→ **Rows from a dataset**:
----------------
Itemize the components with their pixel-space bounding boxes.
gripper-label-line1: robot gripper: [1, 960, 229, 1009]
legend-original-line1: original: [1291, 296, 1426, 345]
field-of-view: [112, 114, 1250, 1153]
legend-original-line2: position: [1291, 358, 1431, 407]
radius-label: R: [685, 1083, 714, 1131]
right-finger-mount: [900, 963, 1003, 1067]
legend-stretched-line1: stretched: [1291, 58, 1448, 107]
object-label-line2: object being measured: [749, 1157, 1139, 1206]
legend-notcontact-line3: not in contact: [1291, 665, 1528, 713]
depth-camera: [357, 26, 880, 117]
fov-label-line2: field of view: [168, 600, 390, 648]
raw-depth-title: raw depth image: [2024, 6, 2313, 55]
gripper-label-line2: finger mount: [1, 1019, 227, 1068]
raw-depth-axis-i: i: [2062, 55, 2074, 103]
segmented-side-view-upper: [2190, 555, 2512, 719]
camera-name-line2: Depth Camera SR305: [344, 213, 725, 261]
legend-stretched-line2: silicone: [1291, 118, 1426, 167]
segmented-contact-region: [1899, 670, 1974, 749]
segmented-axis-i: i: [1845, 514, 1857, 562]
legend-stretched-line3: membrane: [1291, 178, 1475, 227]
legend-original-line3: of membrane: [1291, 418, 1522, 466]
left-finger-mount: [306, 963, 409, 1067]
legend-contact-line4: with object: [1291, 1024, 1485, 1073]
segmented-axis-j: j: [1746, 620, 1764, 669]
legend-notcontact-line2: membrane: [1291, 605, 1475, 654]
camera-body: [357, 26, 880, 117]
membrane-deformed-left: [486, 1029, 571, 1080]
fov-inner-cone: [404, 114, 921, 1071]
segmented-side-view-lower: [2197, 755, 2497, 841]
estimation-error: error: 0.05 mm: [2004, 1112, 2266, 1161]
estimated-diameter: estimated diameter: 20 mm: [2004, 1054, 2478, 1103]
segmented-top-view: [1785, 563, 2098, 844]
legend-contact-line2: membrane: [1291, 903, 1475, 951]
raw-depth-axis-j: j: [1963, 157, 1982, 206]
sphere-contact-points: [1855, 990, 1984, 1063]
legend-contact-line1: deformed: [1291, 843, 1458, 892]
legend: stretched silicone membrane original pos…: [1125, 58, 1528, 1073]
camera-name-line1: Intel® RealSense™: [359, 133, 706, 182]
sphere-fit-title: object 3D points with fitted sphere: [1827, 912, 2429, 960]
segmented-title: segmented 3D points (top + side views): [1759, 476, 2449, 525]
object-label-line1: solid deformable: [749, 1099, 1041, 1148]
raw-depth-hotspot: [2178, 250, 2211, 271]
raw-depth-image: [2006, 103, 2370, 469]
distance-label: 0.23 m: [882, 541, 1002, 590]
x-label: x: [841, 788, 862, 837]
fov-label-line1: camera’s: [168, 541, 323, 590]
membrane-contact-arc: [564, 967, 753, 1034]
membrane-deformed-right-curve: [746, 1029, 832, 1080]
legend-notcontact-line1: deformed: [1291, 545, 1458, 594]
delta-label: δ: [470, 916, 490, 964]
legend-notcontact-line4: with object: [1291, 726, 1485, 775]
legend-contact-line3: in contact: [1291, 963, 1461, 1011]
----------------
→ **DIRECTION**: Print the lines of the material above verbatim, starting with its first line and ending with the line that contains "gripper-label-line2: finger mount: [1, 1019, 227, 1068]", including both of those lines.

→ **TASK OUTPUT**:
Itemize the components with their pixel-space bounding boxes.
gripper-label-line1: robot gripper: [1, 960, 229, 1009]
legend-original-line1: original: [1291, 296, 1426, 345]
field-of-view: [112, 114, 1250, 1153]
legend-original-line2: position: [1291, 358, 1431, 407]
radius-label: R: [685, 1083, 714, 1131]
right-finger-mount: [900, 963, 1003, 1067]
legend-stretched-line1: stretched: [1291, 58, 1448, 107]
object-label-line2: object being measured: [749, 1157, 1139, 1206]
legend-notcontact-line3: not in contact: [1291, 665, 1528, 713]
depth-camera: [357, 26, 880, 117]
fov-label-line2: field of view: [168, 600, 390, 648]
raw-depth-title: raw depth image: [2024, 6, 2313, 55]
gripper-label-line2: finger mount: [1, 1019, 227, 1068]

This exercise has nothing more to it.